*YOUR GOAL*:
Return all lines that include the string "الدين".

*RECORDS FOR THE TASK*:
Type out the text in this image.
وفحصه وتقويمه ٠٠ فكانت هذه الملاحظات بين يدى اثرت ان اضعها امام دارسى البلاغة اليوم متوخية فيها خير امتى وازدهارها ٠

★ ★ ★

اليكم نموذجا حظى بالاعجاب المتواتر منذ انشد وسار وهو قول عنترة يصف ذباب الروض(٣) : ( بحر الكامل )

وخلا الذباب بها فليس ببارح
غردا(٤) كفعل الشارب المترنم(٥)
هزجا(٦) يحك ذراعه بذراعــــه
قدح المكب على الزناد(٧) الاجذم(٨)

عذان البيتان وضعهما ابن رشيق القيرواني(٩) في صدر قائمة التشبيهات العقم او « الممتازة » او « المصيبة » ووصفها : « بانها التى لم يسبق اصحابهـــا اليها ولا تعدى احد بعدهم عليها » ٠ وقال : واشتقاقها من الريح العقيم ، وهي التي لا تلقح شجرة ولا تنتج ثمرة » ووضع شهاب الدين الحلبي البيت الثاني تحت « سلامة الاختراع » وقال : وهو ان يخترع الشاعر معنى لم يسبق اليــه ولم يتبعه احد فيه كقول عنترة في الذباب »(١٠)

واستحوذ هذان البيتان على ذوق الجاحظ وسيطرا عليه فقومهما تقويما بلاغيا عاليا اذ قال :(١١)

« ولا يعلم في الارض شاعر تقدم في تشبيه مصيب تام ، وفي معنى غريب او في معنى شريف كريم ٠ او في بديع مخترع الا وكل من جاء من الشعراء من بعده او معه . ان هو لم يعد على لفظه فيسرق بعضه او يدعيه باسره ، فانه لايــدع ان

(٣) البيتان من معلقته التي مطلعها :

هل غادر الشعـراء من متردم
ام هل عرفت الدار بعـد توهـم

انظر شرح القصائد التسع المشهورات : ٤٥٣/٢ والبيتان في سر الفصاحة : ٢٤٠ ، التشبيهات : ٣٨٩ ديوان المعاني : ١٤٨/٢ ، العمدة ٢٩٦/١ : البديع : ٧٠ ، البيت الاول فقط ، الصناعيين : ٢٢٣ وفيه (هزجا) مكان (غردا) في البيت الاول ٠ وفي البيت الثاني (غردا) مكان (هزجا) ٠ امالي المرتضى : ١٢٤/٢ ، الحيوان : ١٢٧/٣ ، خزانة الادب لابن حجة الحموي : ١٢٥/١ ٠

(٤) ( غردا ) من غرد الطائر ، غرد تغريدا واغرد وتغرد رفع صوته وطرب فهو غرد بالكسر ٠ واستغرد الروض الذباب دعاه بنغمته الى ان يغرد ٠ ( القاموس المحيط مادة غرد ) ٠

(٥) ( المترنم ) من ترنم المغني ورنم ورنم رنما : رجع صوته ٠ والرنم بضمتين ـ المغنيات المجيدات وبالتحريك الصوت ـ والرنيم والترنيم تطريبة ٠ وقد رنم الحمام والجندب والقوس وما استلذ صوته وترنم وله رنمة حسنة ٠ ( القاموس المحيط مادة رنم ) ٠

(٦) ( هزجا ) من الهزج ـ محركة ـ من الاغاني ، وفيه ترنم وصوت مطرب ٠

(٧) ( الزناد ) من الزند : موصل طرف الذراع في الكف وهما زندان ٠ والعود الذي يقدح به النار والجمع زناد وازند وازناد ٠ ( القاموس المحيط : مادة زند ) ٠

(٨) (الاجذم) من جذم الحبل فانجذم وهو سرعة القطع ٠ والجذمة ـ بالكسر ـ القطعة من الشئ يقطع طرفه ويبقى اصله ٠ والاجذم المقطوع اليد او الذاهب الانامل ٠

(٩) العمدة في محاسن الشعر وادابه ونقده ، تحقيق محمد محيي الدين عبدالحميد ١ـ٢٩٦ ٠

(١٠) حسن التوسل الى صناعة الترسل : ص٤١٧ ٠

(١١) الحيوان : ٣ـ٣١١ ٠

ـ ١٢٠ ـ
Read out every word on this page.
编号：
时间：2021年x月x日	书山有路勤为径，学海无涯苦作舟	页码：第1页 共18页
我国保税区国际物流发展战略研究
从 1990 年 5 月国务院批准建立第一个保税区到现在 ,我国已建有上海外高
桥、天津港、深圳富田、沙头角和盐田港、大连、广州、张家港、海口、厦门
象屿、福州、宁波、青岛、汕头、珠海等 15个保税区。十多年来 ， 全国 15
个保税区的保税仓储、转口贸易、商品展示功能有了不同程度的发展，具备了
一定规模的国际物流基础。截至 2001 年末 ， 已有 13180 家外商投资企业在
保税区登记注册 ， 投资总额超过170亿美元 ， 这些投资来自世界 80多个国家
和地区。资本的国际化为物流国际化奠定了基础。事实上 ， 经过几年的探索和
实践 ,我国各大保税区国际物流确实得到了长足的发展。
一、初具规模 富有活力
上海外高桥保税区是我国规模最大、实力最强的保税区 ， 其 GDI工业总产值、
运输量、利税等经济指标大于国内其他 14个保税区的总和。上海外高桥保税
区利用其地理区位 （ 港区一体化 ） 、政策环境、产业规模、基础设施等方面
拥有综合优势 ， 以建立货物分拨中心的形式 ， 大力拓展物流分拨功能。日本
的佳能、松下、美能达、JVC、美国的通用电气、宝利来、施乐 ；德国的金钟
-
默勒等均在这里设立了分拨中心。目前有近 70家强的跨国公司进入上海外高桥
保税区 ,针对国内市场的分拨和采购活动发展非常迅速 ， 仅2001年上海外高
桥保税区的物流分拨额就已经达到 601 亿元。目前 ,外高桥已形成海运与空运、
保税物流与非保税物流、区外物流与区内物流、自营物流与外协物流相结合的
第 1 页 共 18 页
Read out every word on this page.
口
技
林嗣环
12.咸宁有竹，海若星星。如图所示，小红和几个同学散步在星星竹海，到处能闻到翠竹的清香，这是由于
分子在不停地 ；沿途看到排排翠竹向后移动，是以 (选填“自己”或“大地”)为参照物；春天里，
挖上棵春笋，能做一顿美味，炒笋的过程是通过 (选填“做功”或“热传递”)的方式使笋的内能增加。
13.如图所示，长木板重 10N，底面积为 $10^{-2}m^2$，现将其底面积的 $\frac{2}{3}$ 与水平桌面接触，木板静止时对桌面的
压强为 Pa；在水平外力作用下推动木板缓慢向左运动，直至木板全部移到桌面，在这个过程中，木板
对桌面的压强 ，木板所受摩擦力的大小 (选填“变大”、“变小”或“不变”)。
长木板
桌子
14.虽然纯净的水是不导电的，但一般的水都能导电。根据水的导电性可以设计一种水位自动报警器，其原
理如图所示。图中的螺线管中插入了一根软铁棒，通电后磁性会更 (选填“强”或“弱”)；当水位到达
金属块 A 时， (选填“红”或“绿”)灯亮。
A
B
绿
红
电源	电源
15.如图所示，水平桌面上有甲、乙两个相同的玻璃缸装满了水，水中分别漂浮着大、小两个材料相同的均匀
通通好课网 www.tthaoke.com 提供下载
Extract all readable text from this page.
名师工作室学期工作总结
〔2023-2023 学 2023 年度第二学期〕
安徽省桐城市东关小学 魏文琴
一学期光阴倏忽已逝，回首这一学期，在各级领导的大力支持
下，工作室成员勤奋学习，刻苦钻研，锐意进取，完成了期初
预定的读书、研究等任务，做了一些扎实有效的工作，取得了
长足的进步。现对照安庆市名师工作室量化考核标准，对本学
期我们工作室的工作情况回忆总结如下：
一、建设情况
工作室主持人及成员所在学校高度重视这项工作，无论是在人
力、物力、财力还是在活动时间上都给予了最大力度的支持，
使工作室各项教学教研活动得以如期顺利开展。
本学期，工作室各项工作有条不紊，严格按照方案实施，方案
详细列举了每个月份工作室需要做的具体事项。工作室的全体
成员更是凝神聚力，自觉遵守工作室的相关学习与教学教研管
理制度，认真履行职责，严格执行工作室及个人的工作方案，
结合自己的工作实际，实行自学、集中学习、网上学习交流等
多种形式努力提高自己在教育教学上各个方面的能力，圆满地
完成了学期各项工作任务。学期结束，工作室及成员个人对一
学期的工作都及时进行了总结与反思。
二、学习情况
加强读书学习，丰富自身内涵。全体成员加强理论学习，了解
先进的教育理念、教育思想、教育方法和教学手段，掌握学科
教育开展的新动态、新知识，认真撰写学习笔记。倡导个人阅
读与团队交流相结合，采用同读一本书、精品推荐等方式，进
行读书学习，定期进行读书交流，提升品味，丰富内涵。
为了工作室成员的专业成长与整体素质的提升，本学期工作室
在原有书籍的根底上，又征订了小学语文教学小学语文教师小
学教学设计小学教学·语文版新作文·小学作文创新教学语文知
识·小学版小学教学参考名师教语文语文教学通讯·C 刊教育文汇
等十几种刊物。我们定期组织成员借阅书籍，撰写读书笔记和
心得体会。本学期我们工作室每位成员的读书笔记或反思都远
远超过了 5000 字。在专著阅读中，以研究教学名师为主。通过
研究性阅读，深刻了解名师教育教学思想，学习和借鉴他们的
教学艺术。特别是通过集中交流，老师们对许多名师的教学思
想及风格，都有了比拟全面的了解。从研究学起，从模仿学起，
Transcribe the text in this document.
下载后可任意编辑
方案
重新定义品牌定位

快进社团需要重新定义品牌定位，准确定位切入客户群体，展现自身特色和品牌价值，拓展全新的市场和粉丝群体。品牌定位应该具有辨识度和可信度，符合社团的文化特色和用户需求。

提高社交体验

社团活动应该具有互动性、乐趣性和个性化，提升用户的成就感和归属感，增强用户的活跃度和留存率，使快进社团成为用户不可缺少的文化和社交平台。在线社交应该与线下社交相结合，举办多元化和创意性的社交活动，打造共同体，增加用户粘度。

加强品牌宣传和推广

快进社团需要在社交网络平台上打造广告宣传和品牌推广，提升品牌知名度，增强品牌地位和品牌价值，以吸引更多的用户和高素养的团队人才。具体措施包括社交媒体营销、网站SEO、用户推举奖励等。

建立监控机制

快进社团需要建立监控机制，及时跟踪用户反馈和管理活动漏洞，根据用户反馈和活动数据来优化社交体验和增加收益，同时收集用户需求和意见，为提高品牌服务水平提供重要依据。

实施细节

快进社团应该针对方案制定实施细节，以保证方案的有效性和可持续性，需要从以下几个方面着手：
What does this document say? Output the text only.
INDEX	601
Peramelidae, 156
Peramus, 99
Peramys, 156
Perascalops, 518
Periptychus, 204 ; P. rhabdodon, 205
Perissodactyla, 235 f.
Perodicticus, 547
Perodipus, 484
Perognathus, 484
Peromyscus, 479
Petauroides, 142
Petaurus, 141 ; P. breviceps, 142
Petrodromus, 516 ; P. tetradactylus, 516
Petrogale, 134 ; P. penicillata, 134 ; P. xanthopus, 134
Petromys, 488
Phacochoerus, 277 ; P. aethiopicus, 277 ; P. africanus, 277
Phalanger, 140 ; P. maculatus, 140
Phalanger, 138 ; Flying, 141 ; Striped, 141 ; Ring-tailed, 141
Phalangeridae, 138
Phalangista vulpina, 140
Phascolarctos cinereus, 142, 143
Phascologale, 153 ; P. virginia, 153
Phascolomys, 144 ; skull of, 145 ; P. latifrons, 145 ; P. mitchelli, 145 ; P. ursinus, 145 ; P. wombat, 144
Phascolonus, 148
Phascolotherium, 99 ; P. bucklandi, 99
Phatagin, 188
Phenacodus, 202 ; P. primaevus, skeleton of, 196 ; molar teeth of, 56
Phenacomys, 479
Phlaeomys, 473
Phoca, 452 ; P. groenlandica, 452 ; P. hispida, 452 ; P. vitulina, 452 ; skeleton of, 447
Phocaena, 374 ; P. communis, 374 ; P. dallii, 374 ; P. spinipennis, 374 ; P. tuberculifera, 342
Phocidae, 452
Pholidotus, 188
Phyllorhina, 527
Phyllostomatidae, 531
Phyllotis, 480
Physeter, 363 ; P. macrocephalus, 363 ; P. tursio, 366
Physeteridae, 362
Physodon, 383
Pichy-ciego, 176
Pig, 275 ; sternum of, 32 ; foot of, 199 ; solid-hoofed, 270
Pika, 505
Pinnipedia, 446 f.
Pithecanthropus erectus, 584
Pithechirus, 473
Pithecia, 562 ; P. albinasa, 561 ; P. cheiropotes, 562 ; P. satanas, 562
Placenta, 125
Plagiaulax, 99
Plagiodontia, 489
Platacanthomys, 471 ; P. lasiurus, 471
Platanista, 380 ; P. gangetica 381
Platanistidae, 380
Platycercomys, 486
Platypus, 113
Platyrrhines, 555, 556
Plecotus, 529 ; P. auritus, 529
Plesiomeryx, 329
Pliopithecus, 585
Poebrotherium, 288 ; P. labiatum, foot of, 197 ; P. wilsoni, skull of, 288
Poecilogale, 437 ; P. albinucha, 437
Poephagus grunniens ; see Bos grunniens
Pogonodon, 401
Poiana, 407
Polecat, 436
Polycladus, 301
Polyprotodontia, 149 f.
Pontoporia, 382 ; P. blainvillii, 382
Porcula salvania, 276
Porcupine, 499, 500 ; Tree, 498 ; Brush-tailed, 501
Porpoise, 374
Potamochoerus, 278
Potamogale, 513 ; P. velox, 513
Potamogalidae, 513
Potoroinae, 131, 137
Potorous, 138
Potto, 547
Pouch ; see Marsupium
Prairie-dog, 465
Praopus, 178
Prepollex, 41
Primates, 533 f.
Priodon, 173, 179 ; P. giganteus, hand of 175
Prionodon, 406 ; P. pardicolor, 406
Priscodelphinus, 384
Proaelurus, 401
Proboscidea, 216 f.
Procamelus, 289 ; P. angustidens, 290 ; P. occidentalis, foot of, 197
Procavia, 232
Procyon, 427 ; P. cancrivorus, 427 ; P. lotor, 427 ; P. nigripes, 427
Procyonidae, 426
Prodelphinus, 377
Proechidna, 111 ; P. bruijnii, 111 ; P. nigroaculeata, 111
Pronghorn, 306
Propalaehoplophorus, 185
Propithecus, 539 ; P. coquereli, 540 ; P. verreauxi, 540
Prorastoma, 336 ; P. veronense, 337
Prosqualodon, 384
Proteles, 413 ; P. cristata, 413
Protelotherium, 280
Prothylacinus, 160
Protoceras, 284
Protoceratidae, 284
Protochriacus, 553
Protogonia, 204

*CORRECT ANSWER*:
عذان البيتان وضعهما ابن رشيق القيرواني(٩) في صدر قائمة التشبيهات العقم او « الممتازة » او « المصيبة » ووصفها : « بانها التى لم يسبق اصحابهـــا اليها ولا تعدى احد بعدهم عليها » ٠ وقال : واشتقاقها من الريح العقيم ، وهي التي لا تلقح شجرة ولا تنتج ثمرة » ووضع شهاب الدين الحلبي البيت الثاني تحت « سلامة الاختراع » وقال : وهو ان يخترع الشاعر معنى لم يسبق اليــه ولم يتبعه احد فيه كقول عنترة في الذباب »(١٠)
(٩) العمدة في محاسن الشعر وادابه ونقده ، تحقيق محمد محيي الدين عبدالحميد ١ـ٢٩٦ ٠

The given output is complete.